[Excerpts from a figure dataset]
▬▬▬

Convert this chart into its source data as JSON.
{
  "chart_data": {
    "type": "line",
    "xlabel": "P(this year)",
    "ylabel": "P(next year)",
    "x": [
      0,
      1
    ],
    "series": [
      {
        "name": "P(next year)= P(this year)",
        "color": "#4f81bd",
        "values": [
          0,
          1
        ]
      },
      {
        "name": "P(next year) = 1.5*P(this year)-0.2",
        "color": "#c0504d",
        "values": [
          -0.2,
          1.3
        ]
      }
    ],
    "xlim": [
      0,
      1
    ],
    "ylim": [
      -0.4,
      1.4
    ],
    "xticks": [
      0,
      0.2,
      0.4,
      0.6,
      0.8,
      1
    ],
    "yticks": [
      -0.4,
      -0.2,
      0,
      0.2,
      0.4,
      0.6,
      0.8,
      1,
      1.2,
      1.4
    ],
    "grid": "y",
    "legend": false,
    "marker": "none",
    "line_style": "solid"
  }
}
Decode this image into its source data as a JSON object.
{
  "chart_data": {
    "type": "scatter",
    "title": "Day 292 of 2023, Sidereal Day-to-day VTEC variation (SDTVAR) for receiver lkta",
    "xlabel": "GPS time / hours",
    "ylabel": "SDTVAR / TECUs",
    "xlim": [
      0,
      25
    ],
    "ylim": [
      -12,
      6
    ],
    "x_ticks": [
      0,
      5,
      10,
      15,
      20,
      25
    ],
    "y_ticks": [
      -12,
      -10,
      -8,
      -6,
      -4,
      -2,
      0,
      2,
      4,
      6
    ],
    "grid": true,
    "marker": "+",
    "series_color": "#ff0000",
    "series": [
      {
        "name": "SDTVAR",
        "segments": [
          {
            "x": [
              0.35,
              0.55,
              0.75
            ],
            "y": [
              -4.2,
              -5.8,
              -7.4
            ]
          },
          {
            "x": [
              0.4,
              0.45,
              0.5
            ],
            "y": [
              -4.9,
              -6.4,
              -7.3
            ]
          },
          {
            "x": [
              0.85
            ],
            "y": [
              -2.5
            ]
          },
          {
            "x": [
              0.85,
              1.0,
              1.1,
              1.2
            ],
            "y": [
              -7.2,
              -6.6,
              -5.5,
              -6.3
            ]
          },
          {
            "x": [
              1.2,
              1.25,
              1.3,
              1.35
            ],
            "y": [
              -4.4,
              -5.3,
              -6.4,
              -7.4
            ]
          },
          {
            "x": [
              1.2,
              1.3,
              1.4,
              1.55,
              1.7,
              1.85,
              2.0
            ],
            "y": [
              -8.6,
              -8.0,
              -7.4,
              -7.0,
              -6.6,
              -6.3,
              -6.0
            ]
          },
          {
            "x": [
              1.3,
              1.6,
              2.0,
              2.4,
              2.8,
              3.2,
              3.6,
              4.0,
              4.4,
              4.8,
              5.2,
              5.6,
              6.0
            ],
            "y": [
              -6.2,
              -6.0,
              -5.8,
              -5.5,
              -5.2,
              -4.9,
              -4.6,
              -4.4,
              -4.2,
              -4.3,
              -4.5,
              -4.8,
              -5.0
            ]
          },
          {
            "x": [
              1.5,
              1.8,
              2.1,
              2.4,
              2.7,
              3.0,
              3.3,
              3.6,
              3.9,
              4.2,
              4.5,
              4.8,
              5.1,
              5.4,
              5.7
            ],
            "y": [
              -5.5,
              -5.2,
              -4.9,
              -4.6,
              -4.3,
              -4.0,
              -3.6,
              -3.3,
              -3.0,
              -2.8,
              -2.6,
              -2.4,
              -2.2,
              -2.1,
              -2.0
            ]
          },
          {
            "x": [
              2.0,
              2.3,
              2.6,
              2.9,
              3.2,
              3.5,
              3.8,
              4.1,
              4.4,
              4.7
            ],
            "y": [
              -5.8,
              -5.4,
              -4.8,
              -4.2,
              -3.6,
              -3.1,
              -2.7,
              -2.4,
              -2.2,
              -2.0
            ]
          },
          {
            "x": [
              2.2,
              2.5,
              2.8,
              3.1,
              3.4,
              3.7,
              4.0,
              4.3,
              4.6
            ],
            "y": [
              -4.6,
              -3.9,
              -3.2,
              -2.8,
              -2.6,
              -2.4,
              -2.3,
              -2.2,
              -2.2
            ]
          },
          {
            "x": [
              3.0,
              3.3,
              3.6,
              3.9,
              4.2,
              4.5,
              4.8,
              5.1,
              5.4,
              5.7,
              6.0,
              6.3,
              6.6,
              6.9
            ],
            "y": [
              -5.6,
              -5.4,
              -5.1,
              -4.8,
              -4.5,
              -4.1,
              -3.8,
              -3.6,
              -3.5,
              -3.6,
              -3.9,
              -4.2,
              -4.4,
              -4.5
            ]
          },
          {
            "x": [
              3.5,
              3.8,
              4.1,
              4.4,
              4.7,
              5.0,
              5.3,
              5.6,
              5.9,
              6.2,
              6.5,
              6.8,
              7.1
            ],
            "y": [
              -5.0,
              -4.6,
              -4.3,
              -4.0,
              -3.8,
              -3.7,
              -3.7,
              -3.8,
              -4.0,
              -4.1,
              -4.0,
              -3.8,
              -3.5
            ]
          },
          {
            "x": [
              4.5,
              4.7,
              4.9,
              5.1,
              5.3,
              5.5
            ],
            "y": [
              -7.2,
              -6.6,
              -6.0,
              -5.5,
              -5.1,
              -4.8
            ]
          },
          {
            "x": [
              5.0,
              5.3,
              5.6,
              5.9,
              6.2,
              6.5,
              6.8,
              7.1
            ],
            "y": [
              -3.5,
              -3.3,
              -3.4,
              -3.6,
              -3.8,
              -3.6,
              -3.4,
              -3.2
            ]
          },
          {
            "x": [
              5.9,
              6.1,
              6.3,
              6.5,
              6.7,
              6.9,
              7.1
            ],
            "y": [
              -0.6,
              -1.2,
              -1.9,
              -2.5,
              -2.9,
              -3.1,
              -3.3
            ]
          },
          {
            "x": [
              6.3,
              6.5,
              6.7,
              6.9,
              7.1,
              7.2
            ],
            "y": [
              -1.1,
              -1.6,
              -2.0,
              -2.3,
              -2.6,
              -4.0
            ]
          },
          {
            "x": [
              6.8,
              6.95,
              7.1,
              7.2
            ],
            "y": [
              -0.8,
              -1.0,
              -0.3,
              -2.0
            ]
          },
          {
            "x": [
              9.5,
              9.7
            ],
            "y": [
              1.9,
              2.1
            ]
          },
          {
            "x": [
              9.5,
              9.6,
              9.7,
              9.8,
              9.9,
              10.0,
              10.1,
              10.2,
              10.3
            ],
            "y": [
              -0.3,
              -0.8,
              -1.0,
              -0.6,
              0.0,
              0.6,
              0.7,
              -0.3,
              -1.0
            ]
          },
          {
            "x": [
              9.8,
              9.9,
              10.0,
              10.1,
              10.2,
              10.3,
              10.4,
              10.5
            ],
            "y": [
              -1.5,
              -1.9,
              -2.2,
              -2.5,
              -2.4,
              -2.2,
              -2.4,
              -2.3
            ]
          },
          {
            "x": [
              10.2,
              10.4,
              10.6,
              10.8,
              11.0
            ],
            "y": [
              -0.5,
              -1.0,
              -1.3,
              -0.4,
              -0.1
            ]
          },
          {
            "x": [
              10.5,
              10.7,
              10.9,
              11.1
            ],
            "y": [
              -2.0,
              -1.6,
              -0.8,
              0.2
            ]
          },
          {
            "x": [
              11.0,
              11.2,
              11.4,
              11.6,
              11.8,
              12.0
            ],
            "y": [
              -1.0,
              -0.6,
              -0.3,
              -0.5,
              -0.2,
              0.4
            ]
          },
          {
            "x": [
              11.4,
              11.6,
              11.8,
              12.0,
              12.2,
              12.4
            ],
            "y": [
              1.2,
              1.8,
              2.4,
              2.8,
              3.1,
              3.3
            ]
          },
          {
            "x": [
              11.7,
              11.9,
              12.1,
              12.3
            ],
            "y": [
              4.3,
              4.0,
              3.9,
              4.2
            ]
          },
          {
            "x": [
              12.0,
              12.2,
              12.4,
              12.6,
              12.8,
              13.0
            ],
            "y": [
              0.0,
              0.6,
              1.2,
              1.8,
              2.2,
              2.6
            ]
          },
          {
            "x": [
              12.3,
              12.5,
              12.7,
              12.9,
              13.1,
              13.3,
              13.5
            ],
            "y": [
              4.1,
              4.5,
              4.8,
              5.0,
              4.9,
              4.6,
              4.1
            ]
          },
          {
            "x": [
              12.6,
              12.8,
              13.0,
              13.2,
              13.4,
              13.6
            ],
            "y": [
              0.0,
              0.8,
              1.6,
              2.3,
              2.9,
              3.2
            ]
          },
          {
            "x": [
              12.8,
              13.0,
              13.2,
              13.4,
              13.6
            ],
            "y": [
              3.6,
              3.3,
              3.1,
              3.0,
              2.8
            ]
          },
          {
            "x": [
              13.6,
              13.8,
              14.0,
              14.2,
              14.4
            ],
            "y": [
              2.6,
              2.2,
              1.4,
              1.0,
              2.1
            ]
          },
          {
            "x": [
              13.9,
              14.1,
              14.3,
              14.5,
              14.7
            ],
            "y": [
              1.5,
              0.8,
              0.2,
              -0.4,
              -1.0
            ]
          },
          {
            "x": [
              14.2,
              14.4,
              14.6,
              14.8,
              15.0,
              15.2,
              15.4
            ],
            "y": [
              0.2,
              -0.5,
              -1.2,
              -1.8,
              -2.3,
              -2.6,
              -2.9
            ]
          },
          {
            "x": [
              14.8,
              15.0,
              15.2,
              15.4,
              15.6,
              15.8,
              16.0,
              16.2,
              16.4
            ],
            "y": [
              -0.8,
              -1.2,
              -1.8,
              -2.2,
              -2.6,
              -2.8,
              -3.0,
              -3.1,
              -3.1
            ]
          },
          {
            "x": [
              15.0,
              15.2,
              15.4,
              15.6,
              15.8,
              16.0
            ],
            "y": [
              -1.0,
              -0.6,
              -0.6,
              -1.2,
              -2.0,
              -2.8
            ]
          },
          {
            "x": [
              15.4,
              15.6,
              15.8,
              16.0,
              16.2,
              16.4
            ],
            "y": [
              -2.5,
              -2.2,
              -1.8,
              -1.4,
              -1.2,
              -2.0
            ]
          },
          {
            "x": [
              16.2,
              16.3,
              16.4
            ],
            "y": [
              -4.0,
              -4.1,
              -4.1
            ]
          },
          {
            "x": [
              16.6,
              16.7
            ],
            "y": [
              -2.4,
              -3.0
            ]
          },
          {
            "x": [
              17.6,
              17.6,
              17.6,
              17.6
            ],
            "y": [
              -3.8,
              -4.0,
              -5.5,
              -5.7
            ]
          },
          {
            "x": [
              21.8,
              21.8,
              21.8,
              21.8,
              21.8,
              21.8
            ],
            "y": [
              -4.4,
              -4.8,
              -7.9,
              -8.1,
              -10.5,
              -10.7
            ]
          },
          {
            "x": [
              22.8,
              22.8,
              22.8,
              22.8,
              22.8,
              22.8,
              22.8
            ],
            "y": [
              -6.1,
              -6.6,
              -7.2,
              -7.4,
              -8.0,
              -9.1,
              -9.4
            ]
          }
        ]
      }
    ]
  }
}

▬▬▬

» AIM OF THE TASK:
Reply with nothing except the number of lines in the listing above that include the string "this".

» EXERCISE OUTPUT:
5